>> Begin

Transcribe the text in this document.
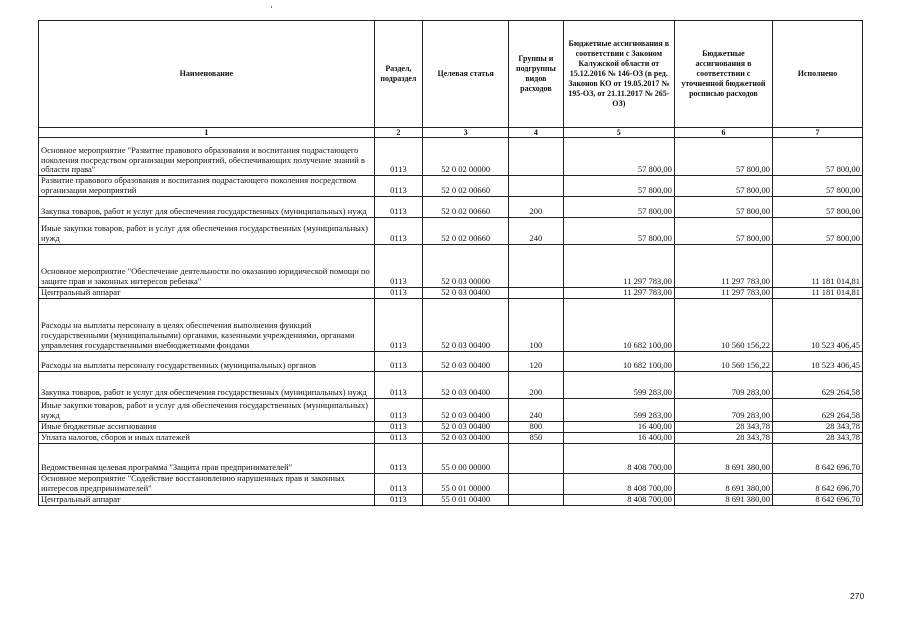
Наименование	Раздел, подраздел	Целевая статья	Группы и подгруппы видов расходов	Бюджетные ассигнования в соответствии с Законом Калужской области от 15.12.2016 № 146-ОЗ (в ред. Законов КО от 19.05.2017 № 195-ОЗ, от 21.11.2017 № 265-ОЗ)	Бюджетные ассигнования в соответствии с уточненной бюджетной росписью расходов	Исполнено
1	2	3	4	5	6	7
Основное мероприятие "Развитие правового образования и воспитания подрастающего поколения посредством организации мероприятий, обеспечивающих получение знаний в области права"	0113	52 0 02 00000		57 800,00	57 800,00	57 800,00
Развитие правового образования и воспитания подрастающего поколения посредством организации мероприятий	0113	52 0 02 00660		57 800,00	57 800,00	57 800,00
Закупка товаров, работ и услуг для обеспечения государственных (муниципальных) нужд	0113	52 0 02 00660	200	57 800,00	57 800,00	57 800,00
Иные закупки товаров, работ и услуг для обеспечения государственных (муниципальных) нужд	0113	52 0 02 00660	240	57 800,00	57 800,00	57 800,00
Основное мероприятие "Обеспечение деятельности по оказанию юридической помощи по защите прав и законных интересов ребенка"	0113	52 0 03 00000		11 297 783,00	11 297 783,00	11 181 014,81
Центральный аппарат	0113	52 0 03 00400		11 297 783,00	11 297 783,00	11 181 014,81
Расходы на выплаты персоналу в целях обеспечения выполнения функций государственными (муниципальными) органами, казенными учреждениями, органами управления государственными внебюджетными фондами	0113	52 0 03 00400	100	10 682 100,00	10 560 156,22	10 523 406,45
Расходы на выплаты персоналу государственных (муниципальных) органов	0113	52 0 03 00400	120	10 682 100,00	10 560 156,22	10 523 406,45
Закупка товаров, работ и услуг для обеспечения государственных (муниципальных) нужд	0113	52 0 03 00400	200	599 283,00	709 283,00	629 264,58
Иные закупки товаров, работ и услуг для обеспечения государственных (муниципальных) нужд	0113	52 0 03 00400	240	599 283,00	709 283,00	629 264,58
Иные бюджетные ассигнования	0113	52 0 03 00400	800	16 400,00	28 343,78	28 343,78
Уплата налогов, сборов и иных платежей	0113	52 0 03 00400	850	16 400,00	28 343,78	28 343,78
Ведомственная целевая программа "Защита прав предпринимателей"	0113	55 0 00 00000		8 408 700,00	8 691 380,00	8 642 696,70
Основное мероприятие "Содействие восстановлению нарушенных прав и законных интересов предпринимателей"	0113	55 0 01 00000		8 408 700,00	8 691 380,00	8 642 696,70
Центральный аппарат	0113	55 0 01 00400		8 408 700,00	8 691 380,00	8 642 696,70
270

>> End

> [Directions for this task]: Repeat each entry exactly. Pictures do not belong in the copy.

> [Written answer]:
Transcribe the text in this document.
Наименование	Раздел, подраздел	Целевая статья	Группы и подгруппы видов расходов	Бюджетные ассигнования в соответствии с Законом Калужской области от 15.12.2016 № 146-ОЗ (в ред. Законов КО от 19.05.2017 № 195-ОЗ, от 21.11.2017 № 265-ОЗ)	Бюджетные ассигнования в соответствии с уточненной бюджетной росписью расходов	Исполнено
1	2	3	4	5	6	7
Основное мероприятие "Развитие правового образования и воспитания подрастающего поколения посредством организации мероприятий, обеспечивающих получение знаний в области права"	0113	52 0 02 00000		57 800,00	57 800,00	57 800,00
Развитие правового образования и воспитания подрастающего поколения посредством организации мероприятий	0113	52 0 02 00660		57 800,00	57 800,00	57 800,00
Закупка товаров, работ и услуг для обеспечения государственных (муниципальных) нужд	0113	52 0 02 00660	200	57 800,00	57 800,00	57 800,00
Иные закупки товаров, работ и услуг для обеспечения государственных (муниципальных) нужд	0113	52 0 02 00660	240	57 800,00	57 800,00	57 800,00
Основное мероприятие "Обеспечение деятельности по оказанию юридической помощи по защите прав и законных интересов ребенка"	0113	52 0 03 00000		11 297 783,00	11 297 783,00	11 181 014,81
Центральный аппарат	0113	52 0 03 00400		11 297 783,00	11 297 783,00	11 181 014,81
Расходы на выплаты персоналу в целях обеспечения выполнения функций государственными (муниципальными) органами, казенными учреждениями, органами управления государственными внебюджетными фондами	0113	52 0 03 00400	100	10 682 100,00	10 560 156,22	10 523 406,45
Расходы на выплаты персоналу государственных (муниципальных) органов	0113	52 0 03 00400	120	10 682 100,00	10 560 156,22	10 523 406,45
Закупка товаров, работ и услуг для обеспечения государственных (муниципальных) нужд	0113	52 0 03 00400	200	599 283,00	709 283,00	629 264,58
Иные закупки товаров, работ и услуг для обеспечения государственных (муниципальных) нужд	0113	52 0 03 00400	240	599 283,00	709 283,00	629 264,58
Иные бюджетные ассигнования	0113	52 0 03 00400	800	16 400,00	28 343,78	28 343,78
Уплата налогов, сборов и иных платежей	0113	52 0 03 00400	850	16 400,00	28 343,78	28 343,78
Ведомственная целевая программа "Защита прав предпринимателей"	0113	55 0 00 00000		8 408 700,00	8 691 380,00	8 642 696,70
Основное мероприятие "Содействие восстановлению нарушенных прав и законных интересов предпринимателей"	0113	55 0 01 00000		8 408 700,00	8 691 380,00	8 642 696,70
Центральный аппарат	0113	55 0 01 00400		8 408 700,00	8 691 380,00	8 642 696,70
270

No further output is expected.